_Challenge_. Search the data below for the word "lake" and copy each line that holds it.

#### Material shown ####

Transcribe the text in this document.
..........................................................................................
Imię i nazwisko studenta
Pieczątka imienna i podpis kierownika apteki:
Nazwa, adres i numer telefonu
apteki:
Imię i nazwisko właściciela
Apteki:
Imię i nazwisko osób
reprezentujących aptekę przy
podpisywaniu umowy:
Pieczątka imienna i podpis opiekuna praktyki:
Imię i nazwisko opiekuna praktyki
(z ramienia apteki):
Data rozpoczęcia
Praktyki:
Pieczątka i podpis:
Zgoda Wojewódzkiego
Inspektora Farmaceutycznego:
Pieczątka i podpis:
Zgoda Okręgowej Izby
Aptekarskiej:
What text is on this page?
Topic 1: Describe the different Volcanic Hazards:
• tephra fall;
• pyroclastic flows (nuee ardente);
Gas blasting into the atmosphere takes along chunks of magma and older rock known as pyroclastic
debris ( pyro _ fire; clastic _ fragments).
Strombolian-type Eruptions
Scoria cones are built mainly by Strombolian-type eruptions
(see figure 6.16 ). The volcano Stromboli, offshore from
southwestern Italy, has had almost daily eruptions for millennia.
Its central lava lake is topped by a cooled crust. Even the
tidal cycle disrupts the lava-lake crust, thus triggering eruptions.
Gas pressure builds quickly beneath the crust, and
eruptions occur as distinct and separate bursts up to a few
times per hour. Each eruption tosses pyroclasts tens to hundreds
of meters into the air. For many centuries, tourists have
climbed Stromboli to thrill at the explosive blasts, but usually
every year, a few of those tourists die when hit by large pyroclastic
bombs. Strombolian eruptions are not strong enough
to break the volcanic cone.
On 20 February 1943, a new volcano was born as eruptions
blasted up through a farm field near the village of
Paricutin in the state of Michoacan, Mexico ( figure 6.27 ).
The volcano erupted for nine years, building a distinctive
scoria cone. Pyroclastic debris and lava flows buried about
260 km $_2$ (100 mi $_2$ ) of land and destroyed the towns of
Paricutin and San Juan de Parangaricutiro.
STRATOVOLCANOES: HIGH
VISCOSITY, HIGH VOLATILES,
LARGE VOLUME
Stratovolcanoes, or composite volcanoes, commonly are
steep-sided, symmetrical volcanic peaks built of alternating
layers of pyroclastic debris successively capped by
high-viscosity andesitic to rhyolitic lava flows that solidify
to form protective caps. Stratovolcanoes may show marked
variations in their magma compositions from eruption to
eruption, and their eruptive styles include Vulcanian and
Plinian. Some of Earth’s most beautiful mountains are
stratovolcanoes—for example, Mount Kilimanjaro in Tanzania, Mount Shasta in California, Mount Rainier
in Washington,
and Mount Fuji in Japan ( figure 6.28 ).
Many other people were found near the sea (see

####
#### Material shown ####

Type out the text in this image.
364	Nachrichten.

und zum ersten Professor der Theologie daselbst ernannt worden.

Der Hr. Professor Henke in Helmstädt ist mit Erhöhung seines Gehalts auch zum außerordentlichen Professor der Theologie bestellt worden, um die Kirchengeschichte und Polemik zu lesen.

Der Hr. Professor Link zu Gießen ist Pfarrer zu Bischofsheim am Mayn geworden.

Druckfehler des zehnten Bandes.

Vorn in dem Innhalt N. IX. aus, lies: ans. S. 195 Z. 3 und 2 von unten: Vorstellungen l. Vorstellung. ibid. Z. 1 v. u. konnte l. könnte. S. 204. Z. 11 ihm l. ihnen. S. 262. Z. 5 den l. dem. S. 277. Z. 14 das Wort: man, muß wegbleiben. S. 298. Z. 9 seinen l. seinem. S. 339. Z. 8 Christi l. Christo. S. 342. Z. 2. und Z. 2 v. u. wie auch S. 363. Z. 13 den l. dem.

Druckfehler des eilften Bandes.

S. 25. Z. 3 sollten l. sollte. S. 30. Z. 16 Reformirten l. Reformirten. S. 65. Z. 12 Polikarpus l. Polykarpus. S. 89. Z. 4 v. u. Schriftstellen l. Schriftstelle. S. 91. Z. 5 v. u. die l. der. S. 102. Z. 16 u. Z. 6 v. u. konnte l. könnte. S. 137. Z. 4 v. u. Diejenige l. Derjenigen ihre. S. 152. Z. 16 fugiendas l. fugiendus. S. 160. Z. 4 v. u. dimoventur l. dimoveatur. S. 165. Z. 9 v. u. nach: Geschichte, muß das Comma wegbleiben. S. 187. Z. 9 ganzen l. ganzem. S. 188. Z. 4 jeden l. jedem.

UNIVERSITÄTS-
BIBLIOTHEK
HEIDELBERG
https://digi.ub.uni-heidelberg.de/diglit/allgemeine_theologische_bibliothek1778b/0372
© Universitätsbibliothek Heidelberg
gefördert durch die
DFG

####
#### Material shown ####

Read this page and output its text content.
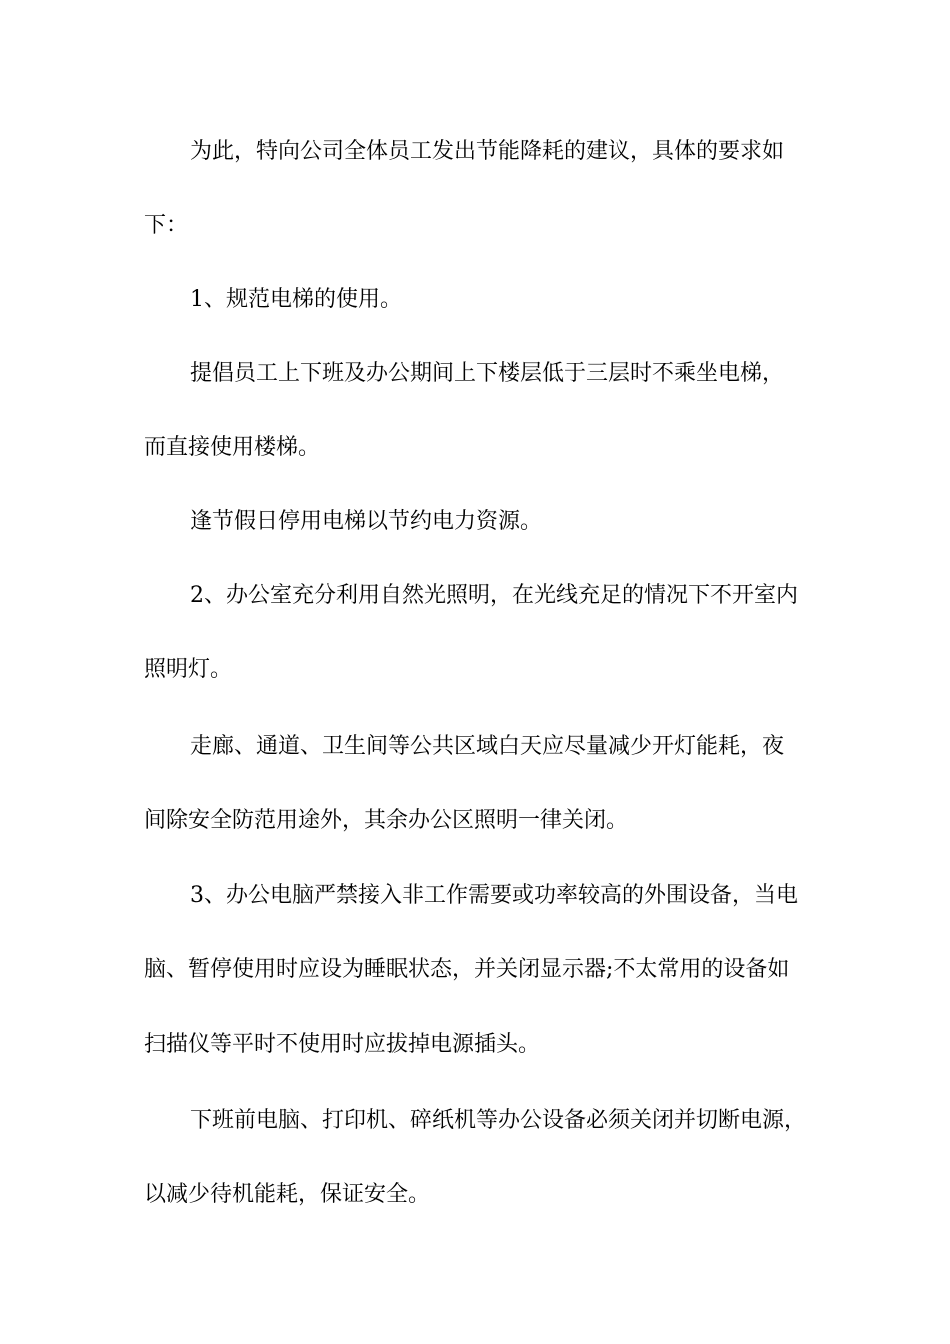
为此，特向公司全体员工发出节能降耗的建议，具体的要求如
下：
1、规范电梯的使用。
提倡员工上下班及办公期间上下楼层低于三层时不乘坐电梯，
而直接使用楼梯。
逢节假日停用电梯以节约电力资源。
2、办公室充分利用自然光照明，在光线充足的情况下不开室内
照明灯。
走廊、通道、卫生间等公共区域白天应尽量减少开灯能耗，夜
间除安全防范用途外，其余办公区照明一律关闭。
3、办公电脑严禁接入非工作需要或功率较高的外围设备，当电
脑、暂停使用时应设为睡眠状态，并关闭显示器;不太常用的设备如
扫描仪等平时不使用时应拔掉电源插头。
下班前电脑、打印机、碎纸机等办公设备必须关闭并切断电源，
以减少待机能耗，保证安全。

####

_Solution_.
Its central lava lake is topped by a cooled crust. Even the
tidal cycle disrupts the lava-lake crust, thus triggering eruptions.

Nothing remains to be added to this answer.